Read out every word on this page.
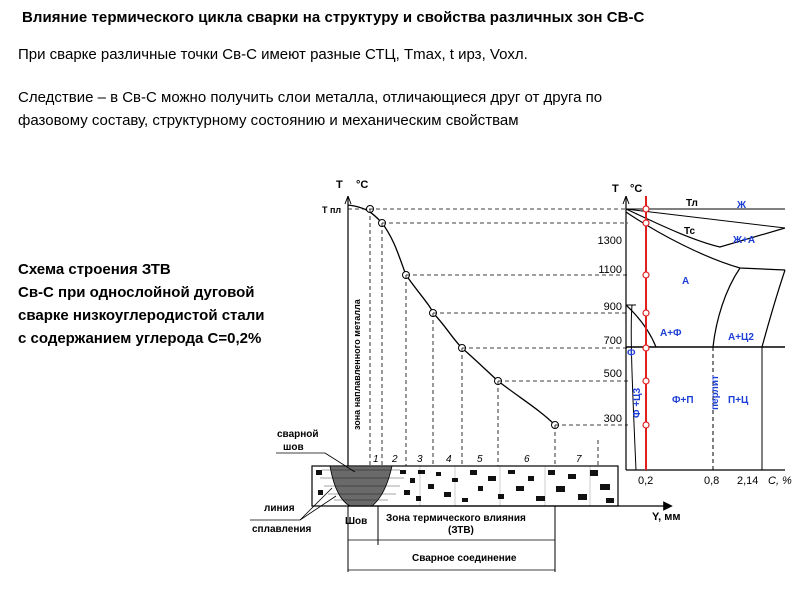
Влияние термического цикла сварки на структуру и свойства различных зон СВ-С
При сварке различные точки Св-С имеют разные СТЦ, Tmax, t ирз, Voхл.
Следствие – в Св-С можно получить слои металла, отличающиеся друг от друга по
фазовому составу, структурному состоянию и механическим свойствам
Схема строения ЗТВ
Св-С при однослойной дуговой
сварке низкоуглеродистой стали
с содержанием углерода С=0,2%
T °С
Т пл
зона наплавленного металла
1 2 3 4	5	6	7
Y, мм
Шов Зона термического влияния
(ЗТВ)
Сварное соединение
сварной
шов
линия
сплавления
T °С
1300
1100
900
700
500
300
Тл
Тс
Ж
Ж+А
А
А+Ф	А+Ц2
Ф
Ф +Ц3	Ф+П перлит П+Ц
0,2	0,8 2,14 С, %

__________________________________________________

→ **Directive**: Extract all the entries word for word; omit any pictures.

→ **Worked solution**:
Read out every word on this page.
Влияние термического цикла сварки на структуру и свойства различных зон СВ-С
При сварке различные точки Св-С имеют разные СТЦ, Tmax, t ирз, Voхл.
Следствие – в Св-С можно получить слои металла, отличающиеся друг от друга по
фазовому составу, структурному состоянию и механическим свойствам
Схема строения ЗТВ
Св-С при однослойной дуговой
сварке низкоуглеродистой стали
с содержанием углерода С=0,2%
T °С
Т пл
зона наплавленного металла
1 2 3 4	5	6	7
Y, мм
Шов Зона термического влияния
(ЗТВ)
Сварное соединение
сварной
шов
линия
сплавления
T °С
1300
1100
900
700
500
300
Тл
Тс
Ж
Ж+А
А
А+Ф	А+Ц2
Ф
Ф +Ц3	Ф+П перлит П+Ц
0,2	0,8 2,14 С, %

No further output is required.